### Your task
Write out each line exactly as given. Leave the pictures out of your copy.

━━━━━ Data for the task

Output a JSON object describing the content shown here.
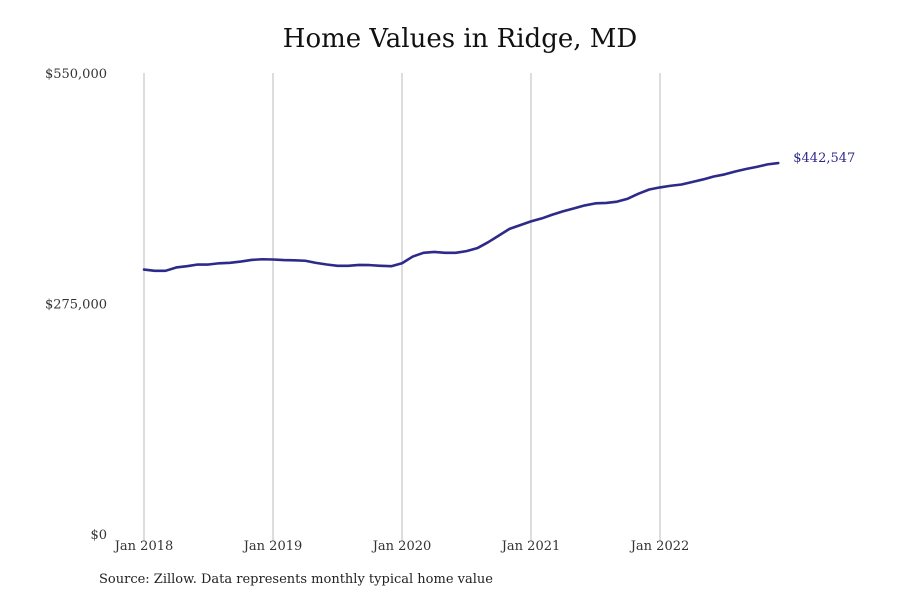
{
  "chart_data": {
    "type": "line",
    "title": "Home Values in Ridge, MD",
    "xlabel": "",
    "ylabel": "",
    "ylim": [
      0,
      550000
    ],
    "y_ticks": [
      {
        "value": 0,
        "label": "$0"
      },
      {
        "value": 275000,
        "label": "$275,000"
      },
      {
        "value": 550000,
        "label": "$550,000"
      }
    ],
    "x_ticks": [
      {
        "value": "2018-01",
        "label": "Jan 2018"
      },
      {
        "value": "2019-01",
        "label": "Jan 2019"
      },
      {
        "value": "2020-01",
        "label": "Jan 2020"
      },
      {
        "value": "2021-01",
        "label": "Jan 2021"
      },
      {
        "value": "2022-01",
        "label": "Jan 2022"
      }
    ],
    "grid": "vertical",
    "line_color": "#2e2a8a",
    "grid_color": "#bbbbbb",
    "end_label": "$442,547",
    "series": [
      {
        "x": [
          "2018-01",
          "2018-02",
          "2018-03",
          "2018-04",
          "2018-05",
          "2018-06",
          "2018-07",
          "2018-08",
          "2018-09",
          "2018-10",
          "2018-11",
          "2018-12",
          "2019-01",
          "2019-02",
          "2019-03",
          "2019-04",
          "2019-05",
          "2019-06",
          "2019-07",
          "2019-08",
          "2019-09",
          "2019-10",
          "2019-11",
          "2019-12",
          "2020-01",
          "2020-02",
          "2020-03",
          "2020-04",
          "2020-05",
          "2020-06",
          "2020-07",
          "2020-08",
          "2020-09",
          "2020-10",
          "2020-11",
          "2020-12",
          "2021-01",
          "2021-02",
          "2021-03",
          "2021-04",
          "2021-05",
          "2021-06",
          "2021-07",
          "2021-08",
          "2021-09",
          "2021-10",
          "2021-11",
          "2021-12",
          "2022-01",
          "2022-02",
          "2022-03",
          "2022-04",
          "2022-05",
          "2022-06",
          "2022-07",
          "2022-08",
          "2022-09",
          "2022-10",
          "2022-11",
          "2022-12"
        ],
        "y": [
          315500,
          314000,
          314000,
          318000,
          319500,
          321500,
          321500,
          323000,
          323500,
          325000,
          327000,
          327800,
          327500,
          326800,
          326500,
          326000,
          323500,
          321500,
          320000,
          320000,
          321000,
          320800,
          320000,
          319500,
          323000,
          331000,
          335500,
          336500,
          335500,
          335500,
          337500,
          341000,
          348000,
          356000,
          364000,
          368500,
          373000,
          376500,
          381000,
          385000,
          388500,
          392000,
          394500,
          395000,
          396500,
          400000,
          406000,
          411000,
          413500,
          415500,
          417000,
          420000,
          423000,
          426500,
          429000,
          432500,
          435500,
          438000,
          441000,
          442547
        ]
      }
    ]
  },
  "source_note": "Source: Zillow. Data represents monthly typical home value"
}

━━━━━━━━━━

### Solution for this problem
Output a JSON object describing the content shown here.
{
  "chart_data": {
    "type": "line",
    "title": "Home Values in Ridge, MD",
    "xlabel": "",
    "ylabel": "",
    "ylim": [
      0,
      550000
    ],
    "y_ticks": [
      {
        "value": 0,
        "label": "$0"
      },
      {
        "value": 275000,
        "label": "$275,000"
      },
      {
        "value": 550000,
        "label": "$550,000"
      }
    ],
    "x_ticks": [
      {
        "value": "2018-01",
        "label": "Jan 2018"
      },
      {
        "value": "2019-01",
        "label": "Jan 2019"
      },
      {
        "value": "2020-01",
        "label": "Jan 2020"
      },
      {
        "value": "2021-01",
        "label": "Jan 2021"
      },
      {
        "value": "2022-01",
        "label": "Jan 2022"
      }
    ],
    "grid": "vertical",
    "line_color": "#2e2a8a",
    "grid_color": "#bbbbbb",
    "end_label": "$442,547",
    "series": [
      {
        "x": [
          "2018-01",
          "2018-02",
          "2018-03",
          "2018-04",
          "2018-05",
          "2018-06",
          "2018-07",
          "2018-08",
          "2018-09",
          "2018-10",
          "2018-11",
          "2018-12",
          "2019-01",
          "2019-02",
          "2019-03",
          "2019-04",
          "2019-05",
          "2019-06",
          "2019-07",
          "2019-08",
          "2019-09",
          "2019-10",
          "2019-11",
          "2019-12",
          "2020-01",
          "2020-02",
          "2020-03",
          "2020-04",
          "2020-05",
          "2020-06",
          "2020-07",
          "2020-08",
          "2020-09",
          "2020-10",
          "2020-11",
          "2020-12",
          "2021-01",
          "2021-02",
          "2021-03",
          "2021-04",
          "2021-05",
          "2021-06",
          "2021-07",
          "2021-08",
          "2021-09",
          "2021-10",
          "2021-11",
          "2021-12",
          "2022-01",
          "2022-02",
          "2022-03",
          "2022-04",
          "2022-05",
          "2022-06",
          "2022-07",
          "2022-08",
          "2022-09",
          "2022-10",
          "2022-11",
          "2022-12"
        ],
        "y": [
          315500,
          314000,
          314000,
          318000,
          319500,
          321500,
          321500,
          323000,
          323500,
          325000,
          327000,
          327800,
          327500,
          326800,
          326500,
          326000,
          323500,
          321500,
          320000,
          320000,
          321000,
          320800,
          320000,
          319500,
          323000,
          331000,
          335500,
          336500,
          335500,
          335500,
          337500,
          341000,
          348000,
          356000,
          364000,
          368500,
          373000,
          376500,
          381000,
          385000,
          388500,
          392000,
          394500,
          395000,
          396500,
          400000,
          406000,
          411000,
          413500,
          415500,
          417000,
          420000,
          423000,
          426500,
          429000,
          432500,
          435500,
          438000,
          441000,
          442547
        ]
      }
    ]
  },
  "source_note": "Source: Zillow. Data represents monthly typical home value"
}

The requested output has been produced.